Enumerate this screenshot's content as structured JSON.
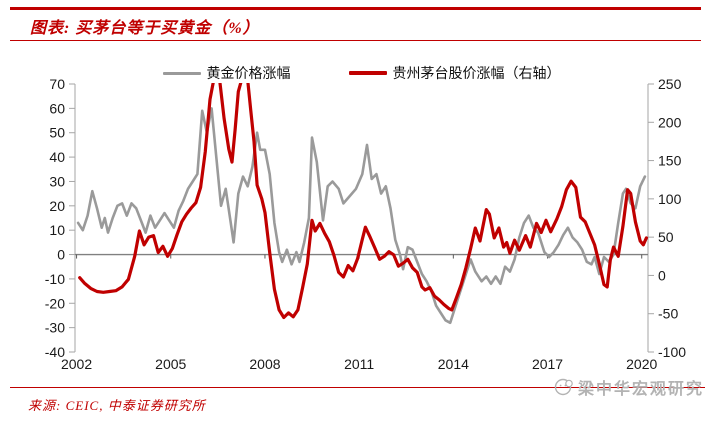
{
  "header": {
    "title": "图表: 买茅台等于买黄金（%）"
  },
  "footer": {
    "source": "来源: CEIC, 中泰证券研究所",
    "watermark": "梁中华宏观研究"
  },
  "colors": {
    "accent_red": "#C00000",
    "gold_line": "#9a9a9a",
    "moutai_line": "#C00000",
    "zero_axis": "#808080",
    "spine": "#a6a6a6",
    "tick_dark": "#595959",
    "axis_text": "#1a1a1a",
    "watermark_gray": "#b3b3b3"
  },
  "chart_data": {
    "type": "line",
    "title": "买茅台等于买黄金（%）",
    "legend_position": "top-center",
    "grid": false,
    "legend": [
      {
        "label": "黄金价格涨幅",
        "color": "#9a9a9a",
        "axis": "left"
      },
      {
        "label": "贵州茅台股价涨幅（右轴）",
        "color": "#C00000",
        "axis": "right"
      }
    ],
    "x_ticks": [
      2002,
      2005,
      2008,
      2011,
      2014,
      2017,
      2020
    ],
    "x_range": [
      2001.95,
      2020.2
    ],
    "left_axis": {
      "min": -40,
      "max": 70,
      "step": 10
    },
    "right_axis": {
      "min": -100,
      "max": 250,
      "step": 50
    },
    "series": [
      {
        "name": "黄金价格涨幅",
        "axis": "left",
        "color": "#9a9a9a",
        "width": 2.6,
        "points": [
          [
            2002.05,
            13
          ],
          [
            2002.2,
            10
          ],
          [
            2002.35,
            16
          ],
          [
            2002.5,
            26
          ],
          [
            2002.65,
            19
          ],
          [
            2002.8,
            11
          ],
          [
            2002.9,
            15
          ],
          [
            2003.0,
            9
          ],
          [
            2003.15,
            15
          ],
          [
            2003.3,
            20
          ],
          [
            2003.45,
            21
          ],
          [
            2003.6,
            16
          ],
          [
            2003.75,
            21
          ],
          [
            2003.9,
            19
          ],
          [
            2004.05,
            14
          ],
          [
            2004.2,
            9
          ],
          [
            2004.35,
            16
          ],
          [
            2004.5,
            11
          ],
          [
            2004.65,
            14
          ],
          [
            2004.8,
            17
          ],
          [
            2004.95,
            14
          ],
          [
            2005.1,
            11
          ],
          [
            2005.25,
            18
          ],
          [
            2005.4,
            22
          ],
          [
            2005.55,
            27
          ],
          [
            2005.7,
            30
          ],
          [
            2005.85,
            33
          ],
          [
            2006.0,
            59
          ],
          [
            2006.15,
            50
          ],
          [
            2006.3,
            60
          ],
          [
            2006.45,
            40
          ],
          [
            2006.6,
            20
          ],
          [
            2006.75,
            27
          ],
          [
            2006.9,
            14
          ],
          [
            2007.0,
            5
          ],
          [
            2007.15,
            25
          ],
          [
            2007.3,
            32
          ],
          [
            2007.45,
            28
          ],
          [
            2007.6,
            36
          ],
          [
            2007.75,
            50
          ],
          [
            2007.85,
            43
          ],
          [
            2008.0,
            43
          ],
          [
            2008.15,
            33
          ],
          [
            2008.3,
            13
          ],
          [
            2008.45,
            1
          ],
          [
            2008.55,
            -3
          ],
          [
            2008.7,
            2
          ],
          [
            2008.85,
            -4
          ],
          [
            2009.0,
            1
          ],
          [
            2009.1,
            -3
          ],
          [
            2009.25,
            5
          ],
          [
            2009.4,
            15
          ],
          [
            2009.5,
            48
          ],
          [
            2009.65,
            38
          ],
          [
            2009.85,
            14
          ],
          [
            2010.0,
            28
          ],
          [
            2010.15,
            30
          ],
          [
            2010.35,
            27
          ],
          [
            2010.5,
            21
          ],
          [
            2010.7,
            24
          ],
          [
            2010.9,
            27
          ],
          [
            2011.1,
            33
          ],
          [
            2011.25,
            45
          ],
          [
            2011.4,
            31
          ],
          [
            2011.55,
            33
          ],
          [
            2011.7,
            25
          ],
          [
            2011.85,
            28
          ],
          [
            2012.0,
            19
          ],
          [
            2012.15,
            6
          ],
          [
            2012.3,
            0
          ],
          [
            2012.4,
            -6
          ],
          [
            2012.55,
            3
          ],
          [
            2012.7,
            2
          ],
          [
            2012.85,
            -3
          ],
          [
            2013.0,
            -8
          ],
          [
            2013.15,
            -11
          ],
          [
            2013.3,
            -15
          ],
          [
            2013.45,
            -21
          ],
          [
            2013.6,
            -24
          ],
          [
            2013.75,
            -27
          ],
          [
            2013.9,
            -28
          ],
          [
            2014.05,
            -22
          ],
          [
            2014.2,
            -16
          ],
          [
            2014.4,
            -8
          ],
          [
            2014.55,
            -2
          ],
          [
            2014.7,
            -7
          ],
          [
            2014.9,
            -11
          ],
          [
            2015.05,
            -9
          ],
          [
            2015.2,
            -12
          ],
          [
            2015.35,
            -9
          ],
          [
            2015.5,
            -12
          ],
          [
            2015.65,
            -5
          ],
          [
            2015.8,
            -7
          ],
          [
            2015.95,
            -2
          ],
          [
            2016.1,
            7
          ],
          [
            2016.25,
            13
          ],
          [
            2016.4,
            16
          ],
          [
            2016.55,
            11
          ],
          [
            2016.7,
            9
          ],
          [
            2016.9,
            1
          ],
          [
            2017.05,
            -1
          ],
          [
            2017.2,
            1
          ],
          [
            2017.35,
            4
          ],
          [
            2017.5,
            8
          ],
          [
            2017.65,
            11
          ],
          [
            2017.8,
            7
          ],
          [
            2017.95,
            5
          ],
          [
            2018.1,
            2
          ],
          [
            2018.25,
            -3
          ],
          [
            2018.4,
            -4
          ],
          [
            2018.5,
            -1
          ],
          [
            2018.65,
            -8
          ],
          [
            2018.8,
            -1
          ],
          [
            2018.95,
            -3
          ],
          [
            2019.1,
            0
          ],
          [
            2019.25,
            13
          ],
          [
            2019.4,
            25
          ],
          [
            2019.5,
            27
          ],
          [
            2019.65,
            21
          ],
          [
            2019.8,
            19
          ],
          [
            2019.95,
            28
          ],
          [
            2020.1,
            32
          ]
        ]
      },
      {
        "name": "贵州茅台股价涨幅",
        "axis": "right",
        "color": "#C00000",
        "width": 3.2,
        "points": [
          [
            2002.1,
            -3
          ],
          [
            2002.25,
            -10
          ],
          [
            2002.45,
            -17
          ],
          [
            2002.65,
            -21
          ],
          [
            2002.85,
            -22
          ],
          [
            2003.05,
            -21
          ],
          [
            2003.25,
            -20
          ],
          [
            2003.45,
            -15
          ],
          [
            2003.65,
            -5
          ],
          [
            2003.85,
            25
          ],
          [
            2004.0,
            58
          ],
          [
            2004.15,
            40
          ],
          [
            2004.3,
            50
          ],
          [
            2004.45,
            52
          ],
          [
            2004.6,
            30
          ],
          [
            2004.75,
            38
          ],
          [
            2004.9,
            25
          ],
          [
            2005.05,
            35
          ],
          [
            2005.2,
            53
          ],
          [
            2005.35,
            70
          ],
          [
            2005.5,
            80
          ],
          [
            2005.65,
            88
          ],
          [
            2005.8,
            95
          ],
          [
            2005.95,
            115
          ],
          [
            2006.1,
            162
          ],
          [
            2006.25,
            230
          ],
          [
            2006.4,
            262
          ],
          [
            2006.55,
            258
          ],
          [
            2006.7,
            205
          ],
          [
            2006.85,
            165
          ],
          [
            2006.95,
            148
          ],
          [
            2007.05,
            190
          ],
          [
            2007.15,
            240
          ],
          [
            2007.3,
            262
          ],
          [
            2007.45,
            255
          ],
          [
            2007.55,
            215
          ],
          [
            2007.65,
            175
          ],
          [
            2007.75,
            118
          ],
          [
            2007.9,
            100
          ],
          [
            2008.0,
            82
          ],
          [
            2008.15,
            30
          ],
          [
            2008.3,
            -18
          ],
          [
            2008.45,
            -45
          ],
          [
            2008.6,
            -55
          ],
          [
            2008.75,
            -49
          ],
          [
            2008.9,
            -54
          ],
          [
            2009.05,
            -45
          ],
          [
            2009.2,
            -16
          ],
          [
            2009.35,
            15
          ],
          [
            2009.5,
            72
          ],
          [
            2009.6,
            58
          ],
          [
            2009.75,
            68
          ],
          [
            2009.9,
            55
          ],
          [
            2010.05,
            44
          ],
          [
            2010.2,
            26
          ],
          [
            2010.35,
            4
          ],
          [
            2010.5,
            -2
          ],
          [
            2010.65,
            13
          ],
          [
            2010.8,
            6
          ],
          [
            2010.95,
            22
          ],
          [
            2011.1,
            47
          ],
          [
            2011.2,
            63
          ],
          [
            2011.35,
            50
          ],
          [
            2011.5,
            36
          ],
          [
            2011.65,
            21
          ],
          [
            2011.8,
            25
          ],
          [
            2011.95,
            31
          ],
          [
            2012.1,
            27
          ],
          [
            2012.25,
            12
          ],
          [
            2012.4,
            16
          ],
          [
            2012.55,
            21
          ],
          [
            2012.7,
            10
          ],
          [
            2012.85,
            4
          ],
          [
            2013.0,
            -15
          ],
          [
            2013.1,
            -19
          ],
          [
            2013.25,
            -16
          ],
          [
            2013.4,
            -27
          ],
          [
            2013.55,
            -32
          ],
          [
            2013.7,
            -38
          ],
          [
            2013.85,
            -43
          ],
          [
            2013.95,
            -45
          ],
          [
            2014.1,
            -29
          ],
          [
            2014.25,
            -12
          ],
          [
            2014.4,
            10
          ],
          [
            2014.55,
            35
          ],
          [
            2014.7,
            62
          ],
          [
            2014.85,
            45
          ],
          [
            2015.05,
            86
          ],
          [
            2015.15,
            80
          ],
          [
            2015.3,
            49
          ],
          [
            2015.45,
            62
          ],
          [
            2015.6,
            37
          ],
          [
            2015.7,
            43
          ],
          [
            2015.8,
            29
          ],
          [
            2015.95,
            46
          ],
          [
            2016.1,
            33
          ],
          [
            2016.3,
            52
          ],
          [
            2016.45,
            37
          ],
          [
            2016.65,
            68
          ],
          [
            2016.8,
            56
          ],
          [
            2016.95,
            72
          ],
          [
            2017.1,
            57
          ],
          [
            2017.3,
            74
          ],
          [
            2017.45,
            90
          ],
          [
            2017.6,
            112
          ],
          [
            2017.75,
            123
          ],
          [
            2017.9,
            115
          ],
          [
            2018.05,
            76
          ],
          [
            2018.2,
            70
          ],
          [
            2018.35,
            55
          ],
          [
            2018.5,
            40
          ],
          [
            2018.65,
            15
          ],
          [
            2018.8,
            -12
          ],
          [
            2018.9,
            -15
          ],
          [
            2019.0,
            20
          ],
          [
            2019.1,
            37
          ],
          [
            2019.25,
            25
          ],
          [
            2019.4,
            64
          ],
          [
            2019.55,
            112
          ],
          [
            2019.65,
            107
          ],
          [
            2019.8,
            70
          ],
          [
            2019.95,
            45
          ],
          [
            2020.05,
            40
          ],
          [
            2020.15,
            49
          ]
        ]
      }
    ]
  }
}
---------------
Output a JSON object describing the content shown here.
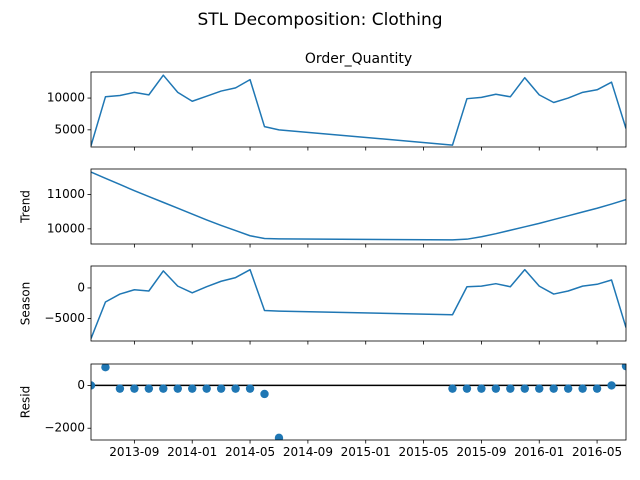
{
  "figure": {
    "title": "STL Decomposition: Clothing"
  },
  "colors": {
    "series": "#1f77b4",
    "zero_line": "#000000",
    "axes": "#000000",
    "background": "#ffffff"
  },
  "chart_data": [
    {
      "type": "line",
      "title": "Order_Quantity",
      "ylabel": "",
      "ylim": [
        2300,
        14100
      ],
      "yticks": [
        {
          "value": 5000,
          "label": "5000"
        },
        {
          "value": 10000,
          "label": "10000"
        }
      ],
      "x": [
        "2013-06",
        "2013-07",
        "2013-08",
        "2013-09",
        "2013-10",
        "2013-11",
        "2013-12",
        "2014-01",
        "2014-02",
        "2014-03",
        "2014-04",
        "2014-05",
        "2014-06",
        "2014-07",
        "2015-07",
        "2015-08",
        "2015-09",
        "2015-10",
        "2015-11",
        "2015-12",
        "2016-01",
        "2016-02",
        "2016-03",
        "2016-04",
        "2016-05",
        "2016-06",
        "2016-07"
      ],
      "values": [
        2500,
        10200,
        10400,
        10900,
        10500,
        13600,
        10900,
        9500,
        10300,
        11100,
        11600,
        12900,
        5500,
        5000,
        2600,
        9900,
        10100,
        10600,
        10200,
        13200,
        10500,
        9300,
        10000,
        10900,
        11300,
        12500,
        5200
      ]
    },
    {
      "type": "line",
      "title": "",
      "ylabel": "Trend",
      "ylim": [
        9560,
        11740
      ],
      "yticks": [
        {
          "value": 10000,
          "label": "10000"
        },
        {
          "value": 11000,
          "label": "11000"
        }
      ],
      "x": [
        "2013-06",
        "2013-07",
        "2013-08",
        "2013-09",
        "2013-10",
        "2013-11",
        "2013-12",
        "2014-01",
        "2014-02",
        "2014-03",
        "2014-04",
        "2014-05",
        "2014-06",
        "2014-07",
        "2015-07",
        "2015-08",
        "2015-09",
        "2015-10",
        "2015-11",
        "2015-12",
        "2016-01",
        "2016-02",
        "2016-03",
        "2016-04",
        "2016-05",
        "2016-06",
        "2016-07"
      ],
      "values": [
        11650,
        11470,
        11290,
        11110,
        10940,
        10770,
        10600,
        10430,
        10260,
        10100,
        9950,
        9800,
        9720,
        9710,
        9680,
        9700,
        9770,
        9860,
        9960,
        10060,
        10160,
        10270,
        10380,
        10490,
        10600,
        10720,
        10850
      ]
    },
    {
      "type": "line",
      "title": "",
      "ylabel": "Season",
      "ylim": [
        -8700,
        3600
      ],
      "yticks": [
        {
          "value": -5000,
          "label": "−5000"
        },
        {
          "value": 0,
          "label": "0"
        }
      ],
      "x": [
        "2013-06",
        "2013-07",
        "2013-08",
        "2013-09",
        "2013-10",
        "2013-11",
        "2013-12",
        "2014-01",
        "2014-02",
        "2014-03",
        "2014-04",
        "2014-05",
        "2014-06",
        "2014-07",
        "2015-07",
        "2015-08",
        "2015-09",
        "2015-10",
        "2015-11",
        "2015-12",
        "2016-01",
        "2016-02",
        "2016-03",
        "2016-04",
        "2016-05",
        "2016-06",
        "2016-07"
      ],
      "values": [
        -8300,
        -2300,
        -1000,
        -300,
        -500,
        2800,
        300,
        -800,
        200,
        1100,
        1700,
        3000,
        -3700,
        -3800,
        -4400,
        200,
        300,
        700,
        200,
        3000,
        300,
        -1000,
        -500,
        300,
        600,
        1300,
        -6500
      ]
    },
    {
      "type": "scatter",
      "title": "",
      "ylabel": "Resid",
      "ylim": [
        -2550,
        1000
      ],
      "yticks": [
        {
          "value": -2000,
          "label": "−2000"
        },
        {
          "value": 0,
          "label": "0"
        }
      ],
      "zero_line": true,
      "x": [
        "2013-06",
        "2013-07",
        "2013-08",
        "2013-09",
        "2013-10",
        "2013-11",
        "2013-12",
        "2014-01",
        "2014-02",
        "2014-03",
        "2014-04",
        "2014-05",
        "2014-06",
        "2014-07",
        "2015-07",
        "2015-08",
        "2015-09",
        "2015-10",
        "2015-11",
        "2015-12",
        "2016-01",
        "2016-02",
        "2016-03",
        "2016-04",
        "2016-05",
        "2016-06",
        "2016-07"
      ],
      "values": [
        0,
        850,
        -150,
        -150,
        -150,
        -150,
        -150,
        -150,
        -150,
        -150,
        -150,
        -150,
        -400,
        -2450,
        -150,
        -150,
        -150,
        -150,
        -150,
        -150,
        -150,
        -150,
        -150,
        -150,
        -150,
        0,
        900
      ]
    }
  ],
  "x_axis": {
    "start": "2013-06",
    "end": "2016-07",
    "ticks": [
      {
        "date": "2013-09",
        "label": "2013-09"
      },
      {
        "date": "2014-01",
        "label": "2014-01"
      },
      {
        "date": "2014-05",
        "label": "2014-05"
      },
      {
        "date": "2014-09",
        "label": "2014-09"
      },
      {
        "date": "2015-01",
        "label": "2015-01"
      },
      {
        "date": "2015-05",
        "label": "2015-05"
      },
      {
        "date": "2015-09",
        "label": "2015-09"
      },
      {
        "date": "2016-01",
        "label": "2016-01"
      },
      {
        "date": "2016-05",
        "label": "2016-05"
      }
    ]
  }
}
---------------
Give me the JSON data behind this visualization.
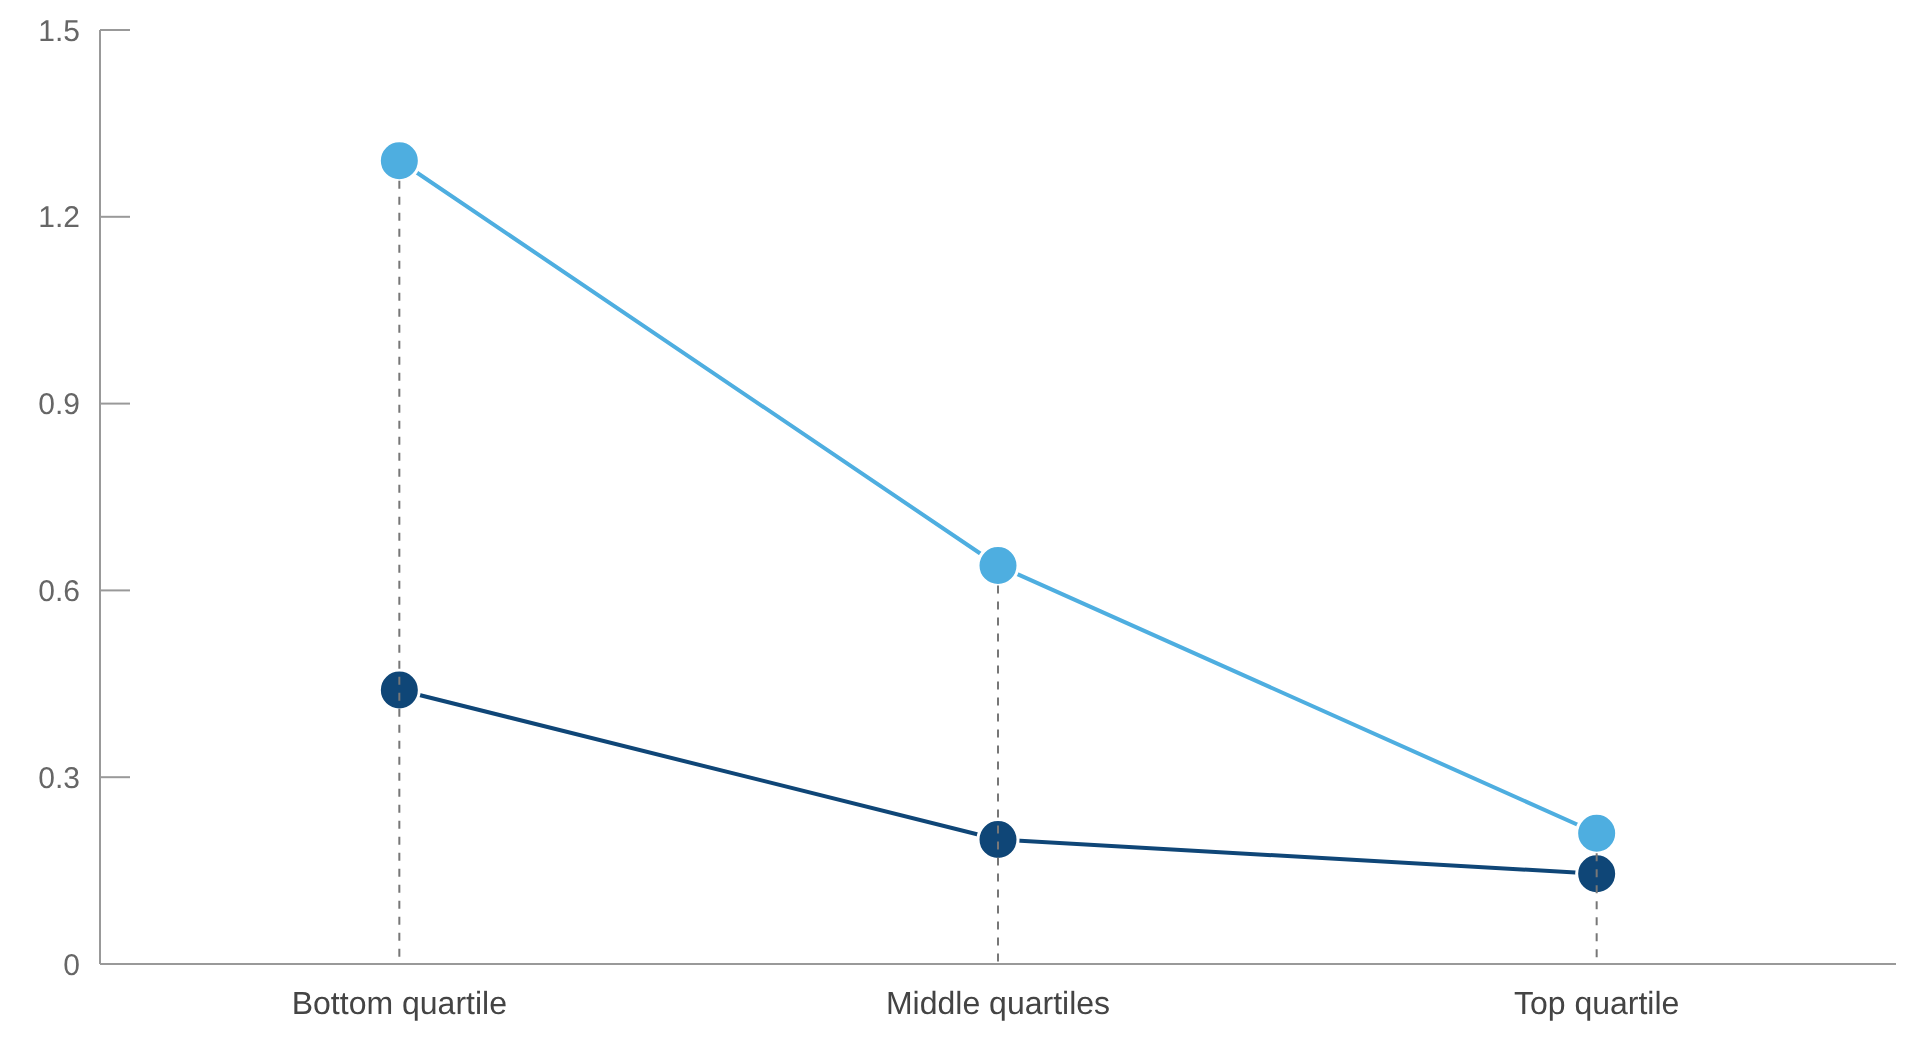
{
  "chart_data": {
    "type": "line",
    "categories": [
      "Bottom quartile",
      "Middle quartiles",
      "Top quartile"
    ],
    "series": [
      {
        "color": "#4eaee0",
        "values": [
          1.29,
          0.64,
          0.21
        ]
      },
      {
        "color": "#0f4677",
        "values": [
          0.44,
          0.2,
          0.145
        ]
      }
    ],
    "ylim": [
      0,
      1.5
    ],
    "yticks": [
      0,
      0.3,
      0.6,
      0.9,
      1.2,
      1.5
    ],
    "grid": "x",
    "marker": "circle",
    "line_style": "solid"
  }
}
---------------
● **Goal**:
Copy in full each line that holds the word "content".

● **Full output**:
Enumerate this screenshot's content as structured JSON.
Output a JSON object describing the content shown here.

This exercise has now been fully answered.